### Information supplied
====
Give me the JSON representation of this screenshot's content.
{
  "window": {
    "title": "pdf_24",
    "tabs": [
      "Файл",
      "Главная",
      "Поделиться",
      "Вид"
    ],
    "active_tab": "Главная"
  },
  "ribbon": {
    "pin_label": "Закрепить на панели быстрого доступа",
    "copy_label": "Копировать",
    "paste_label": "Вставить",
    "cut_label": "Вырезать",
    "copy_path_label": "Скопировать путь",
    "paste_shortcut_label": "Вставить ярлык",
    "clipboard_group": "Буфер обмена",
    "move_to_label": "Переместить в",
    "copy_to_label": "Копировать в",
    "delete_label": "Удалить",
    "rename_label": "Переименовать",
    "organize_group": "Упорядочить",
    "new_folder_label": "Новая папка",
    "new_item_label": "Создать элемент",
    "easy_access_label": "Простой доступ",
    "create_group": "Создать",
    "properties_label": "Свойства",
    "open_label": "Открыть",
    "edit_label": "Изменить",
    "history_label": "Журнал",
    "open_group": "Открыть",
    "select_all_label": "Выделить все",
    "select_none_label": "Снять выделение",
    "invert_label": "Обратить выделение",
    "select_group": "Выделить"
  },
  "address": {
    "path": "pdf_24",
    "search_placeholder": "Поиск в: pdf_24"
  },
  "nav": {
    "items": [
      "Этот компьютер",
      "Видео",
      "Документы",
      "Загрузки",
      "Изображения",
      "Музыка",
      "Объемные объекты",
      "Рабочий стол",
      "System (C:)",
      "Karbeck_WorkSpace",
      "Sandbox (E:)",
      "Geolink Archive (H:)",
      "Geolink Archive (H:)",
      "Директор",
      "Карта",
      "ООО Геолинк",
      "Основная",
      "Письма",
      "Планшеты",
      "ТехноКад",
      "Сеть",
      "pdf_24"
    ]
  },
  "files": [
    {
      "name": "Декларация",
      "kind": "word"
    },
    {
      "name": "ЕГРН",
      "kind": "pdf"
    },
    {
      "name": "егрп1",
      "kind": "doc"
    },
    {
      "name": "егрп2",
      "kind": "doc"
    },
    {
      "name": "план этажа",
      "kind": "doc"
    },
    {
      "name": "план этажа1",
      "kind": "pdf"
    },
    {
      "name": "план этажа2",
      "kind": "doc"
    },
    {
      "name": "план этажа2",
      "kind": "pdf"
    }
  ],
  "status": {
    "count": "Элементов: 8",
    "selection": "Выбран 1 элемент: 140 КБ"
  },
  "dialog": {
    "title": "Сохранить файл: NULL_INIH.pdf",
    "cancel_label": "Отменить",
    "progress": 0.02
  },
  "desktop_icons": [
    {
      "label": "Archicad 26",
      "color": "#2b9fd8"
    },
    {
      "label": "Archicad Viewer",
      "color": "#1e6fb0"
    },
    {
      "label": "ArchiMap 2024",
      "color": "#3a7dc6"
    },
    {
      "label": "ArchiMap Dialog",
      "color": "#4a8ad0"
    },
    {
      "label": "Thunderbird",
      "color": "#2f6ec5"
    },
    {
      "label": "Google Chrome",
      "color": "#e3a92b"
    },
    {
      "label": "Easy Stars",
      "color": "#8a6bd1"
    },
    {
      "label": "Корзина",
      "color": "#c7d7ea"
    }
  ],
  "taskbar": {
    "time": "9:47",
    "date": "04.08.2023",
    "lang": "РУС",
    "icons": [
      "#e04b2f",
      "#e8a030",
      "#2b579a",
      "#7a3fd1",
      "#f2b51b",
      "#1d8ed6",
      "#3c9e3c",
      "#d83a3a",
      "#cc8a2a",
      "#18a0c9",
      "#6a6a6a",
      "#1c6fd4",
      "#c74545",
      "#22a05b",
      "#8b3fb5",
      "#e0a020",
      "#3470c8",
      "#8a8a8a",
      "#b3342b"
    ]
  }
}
====
### Required task
Without leaving anything out, give the entries again exactly.

### Output of the task
Give me the JSON representation of this screenshot's content.
{
  "window": {
    "title": "pdf_24",
    "tabs": [
      "Файл",
      "Главная",
      "Поделиться",
      "Вид"
    ],
    "active_tab": "Главная"
  },
  "ribbon": {
    "pin_label": "Закрепить на панели быстрого доступа",
    "copy_label": "Копировать",
    "paste_label": "Вставить",
    "cut_label": "Вырезать",
    "copy_path_label": "Скопировать путь",
    "paste_shortcut_label": "Вставить ярлык",
    "clipboard_group": "Буфер обмена",
    "move_to_label": "Переместить в",
    "copy_to_label": "Копировать в",
    "delete_label": "Удалить",
    "rename_label": "Переименовать",
    "organize_group": "Упорядочить",
    "new_folder_label": "Новая папка",
    "new_item_label": "Создать элемент",
    "easy_access_label": "Простой доступ",
    "create_group": "Создать",
    "properties_label": "Свойства",
    "open_label": "Открыть",
    "edit_label": "Изменить",
    "history_label": "Журнал",
    "open_group": "Открыть",
    "select_all_label": "Выделить все",
    "select_none_label": "Снять выделение",
    "invert_label": "Обратить выделение",
    "select_group": "Выделить"
  },
  "address": {
    "path": "pdf_24",
    "search_placeholder": "Поиск в: pdf_24"
  },
  "nav": {
    "items": [
      "Этот компьютер",
      "Видео",
      "Документы",
      "Загрузки",
      "Изображения",
      "Музыка",
      "Объемные объекты",
      "Рабочий стол",
      "System (C:)",
      "Karbeck_WorkSpace",
      "Sandbox (E:)",
      "Geolink Archive (H:)",
      "Geolink Archive (H:)",
      "Директор",
      "Карта",
      "ООО Геолинк",
      "Основная",
      "Письма",
      "Планшеты",
      "ТехноКад",
      "Сеть",
      "pdf_24"
    ]
  },
  "files": [
    {
      "name": "Декларация",
      "kind": "word"
    },
    {
      "name": "ЕГРН",
      "kind": "pdf"
    },
    {
      "name": "егрп1",
      "kind": "doc"
    },
    {
      "name": "егрп2",
      "kind": "doc"
    },
    {
      "name": "план этажа",
      "kind": "doc"
    },
    {
      "name": "план этажа1",
      "kind": "pdf"
    },
    {
      "name": "план этажа2",
      "kind": "doc"
    },
    {
      "name": "план этажа2",
      "kind": "pdf"
    }
  ],
  "status": {
    "count": "Элементов: 8",
    "selection": "Выбран 1 элемент: 140 КБ"
  },
  "dialog": {
    "title": "Сохранить файл: NULL_INIH.pdf",
    "cancel_label": "Отменить",
    "progress": 0.02
  },
  "desktop_icons": [
    {
      "label": "Archicad 26",
      "color": "#2b9fd8"
    },
    {
      "label": "Archicad Viewer",
      "color": "#1e6fb0"
    },
    {
      "label": "ArchiMap 2024",
      "color": "#3a7dc6"
    },
    {
      "label": "ArchiMap Dialog",
      "color": "#4a8ad0"
    },
    {
      "label": "Thunderbird",
      "color": "#2f6ec5"
    },
    {
      "label": "Google Chrome",
      "color": "#e3a92b"
    },
    {
      "label": "Easy Stars",
      "color": "#8a6bd1"
    },
    {
      "label": "Корзина",
      "color": "#c7d7ea"
    }
  ],
  "taskbar": {
    "time": "9:47",
    "date": "04.08.2023",
    "lang": "РУС",
    "icons": [
      "#e04b2f",
      "#e8a030",
      "#2b579a",
      "#7a3fd1",
      "#f2b51b",
      "#1d8ed6",
      "#3c9e3c",
      "#d83a3a",
      "#cc8a2a",
      "#18a0c9",
      "#6a6a6a",
      "#1c6fd4",
      "#c74545",
      "#22a05b",
      "#8b3fb5",
      "#e0a020",
      "#3470c8",
      "#8a8a8a",
      "#b3342b"
    ]
  }
}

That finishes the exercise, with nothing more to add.